RECORD LIST:
#####

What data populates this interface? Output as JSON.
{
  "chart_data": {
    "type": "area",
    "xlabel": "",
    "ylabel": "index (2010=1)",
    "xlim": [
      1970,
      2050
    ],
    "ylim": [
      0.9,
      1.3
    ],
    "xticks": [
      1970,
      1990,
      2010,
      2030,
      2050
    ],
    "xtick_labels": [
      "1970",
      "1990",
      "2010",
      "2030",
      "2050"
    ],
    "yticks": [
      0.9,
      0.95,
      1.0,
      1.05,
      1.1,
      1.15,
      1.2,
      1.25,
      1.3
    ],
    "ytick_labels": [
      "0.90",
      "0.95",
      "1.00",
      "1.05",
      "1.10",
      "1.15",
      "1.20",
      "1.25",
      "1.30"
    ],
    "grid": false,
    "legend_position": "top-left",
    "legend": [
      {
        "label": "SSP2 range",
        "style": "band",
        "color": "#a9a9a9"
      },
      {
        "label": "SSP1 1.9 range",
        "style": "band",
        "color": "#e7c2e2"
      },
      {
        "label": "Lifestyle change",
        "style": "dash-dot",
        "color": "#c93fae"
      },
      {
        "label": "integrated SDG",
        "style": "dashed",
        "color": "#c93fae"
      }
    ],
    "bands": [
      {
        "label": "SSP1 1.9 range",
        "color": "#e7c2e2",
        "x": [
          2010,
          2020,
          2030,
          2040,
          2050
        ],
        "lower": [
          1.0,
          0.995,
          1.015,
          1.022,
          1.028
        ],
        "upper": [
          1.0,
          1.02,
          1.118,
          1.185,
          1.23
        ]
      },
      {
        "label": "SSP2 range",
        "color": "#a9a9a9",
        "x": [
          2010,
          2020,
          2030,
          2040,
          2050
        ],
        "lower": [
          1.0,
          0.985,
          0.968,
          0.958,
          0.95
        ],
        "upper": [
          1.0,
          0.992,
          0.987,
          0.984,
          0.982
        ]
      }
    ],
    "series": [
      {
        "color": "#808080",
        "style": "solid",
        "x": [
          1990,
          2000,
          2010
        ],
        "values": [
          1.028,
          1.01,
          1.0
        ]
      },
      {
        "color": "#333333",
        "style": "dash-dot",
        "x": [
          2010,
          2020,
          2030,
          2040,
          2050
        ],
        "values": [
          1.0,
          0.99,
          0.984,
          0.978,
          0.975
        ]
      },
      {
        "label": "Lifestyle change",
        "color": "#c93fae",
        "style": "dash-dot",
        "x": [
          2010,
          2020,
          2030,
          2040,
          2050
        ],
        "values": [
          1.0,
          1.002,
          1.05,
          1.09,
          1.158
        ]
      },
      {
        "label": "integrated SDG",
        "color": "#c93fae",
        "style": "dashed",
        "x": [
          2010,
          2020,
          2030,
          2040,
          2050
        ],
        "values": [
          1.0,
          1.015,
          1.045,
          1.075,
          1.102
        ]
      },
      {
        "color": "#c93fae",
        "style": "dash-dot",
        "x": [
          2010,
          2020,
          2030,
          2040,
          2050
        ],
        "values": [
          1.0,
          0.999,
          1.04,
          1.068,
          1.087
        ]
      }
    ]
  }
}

#####

GOAL OF THE EXERCISE:
The full set of records should be duplicated exactly.

SOLUTION TO THE EXERCISE:
What data populates this interface? Output as JSON.
{
  "chart_data": {
    "type": "area",
    "xlabel": "",
    "ylabel": "index (2010=1)",
    "xlim": [
      1970,
      2050
    ],
    "ylim": [
      0.9,
      1.3
    ],
    "xticks": [
      1970,
      1990,
      2010,
      2030,
      2050
    ],
    "xtick_labels": [
      "1970",
      "1990",
      "2010",
      "2030",
      "2050"
    ],
    "yticks": [
      0.9,
      0.95,
      1.0,
      1.05,
      1.1,
      1.15,
      1.2,
      1.25,
      1.3
    ],
    "ytick_labels": [
      "0.90",
      "0.95",
      "1.00",
      "1.05",
      "1.10",
      "1.15",
      "1.20",
      "1.25",
      "1.30"
    ],
    "grid": false,
    "legend_position": "top-left",
    "legend": [
      {
        "label": "SSP2 range",
        "style": "band",
        "color": "#a9a9a9"
      },
      {
        "label": "SSP1 1.9 range",
        "style": "band",
        "color": "#e7c2e2"
      },
      {
        "label": "Lifestyle change",
        "style": "dash-dot",
        "color": "#c93fae"
      },
      {
        "label": "integrated SDG",
        "style": "dashed",
        "color": "#c93fae"
      }
    ],
    "bands": [
      {
        "label": "SSP1 1.9 range",
        "color": "#e7c2e2",
        "x": [
          2010,
          2020,
          2030,
          2040,
          2050
        ],
        "lower": [
          1.0,
          0.995,
          1.015,
          1.022,
          1.028
        ],
        "upper": [
          1.0,
          1.02,
          1.118,
          1.185,
          1.23
        ]
      },
      {
        "label": "SSP2 range",
        "color": "#a9a9a9",
        "x": [
          2010,
          2020,
          2030,
          2040,
          2050
        ],
        "lower": [
          1.0,
          0.985,
          0.968,
          0.958,
          0.95
        ],
        "upper": [
          1.0,
          0.992,
          0.987,
          0.984,
          0.982
        ]
      }
    ],
    "series": [
      {
        "color": "#808080",
        "style": "solid",
        "x": [
          1990,
          2000,
          2010
        ],
        "values": [
          1.028,
          1.01,
          1.0
        ]
      },
      {
        "color": "#333333",
        "style": "dash-dot",
        "x": [
          2010,
          2020,
          2030,
          2040,
          2050
        ],
        "values": [
          1.0,
          0.99,
          0.984,
          0.978,
          0.975
        ]
      },
      {
        "label": "Lifestyle change",
        "color": "#c93fae",
        "style": "dash-dot",
        "x": [
          2010,
          2020,
          2030,
          2040,
          2050
        ],
        "values": [
          1.0,
          1.002,
          1.05,
          1.09,
          1.158
        ]
      },
      {
        "label": "integrated SDG",
        "color": "#c93fae",
        "style": "dashed",
        "x": [
          2010,
          2020,
          2030,
          2040,
          2050
        ],
        "values": [
          1.0,
          1.015,
          1.045,
          1.075,
          1.102
        ]
      },
      {
        "color": "#c93fae",
        "style": "dash-dot",
        "x": [
          2010,
          2020,
          2030,
          2040,
          2050
        ],
        "values": [
          1.0,
          0.999,
          1.04,
          1.068,
          1.087
        ]
      }
    ]
  }
}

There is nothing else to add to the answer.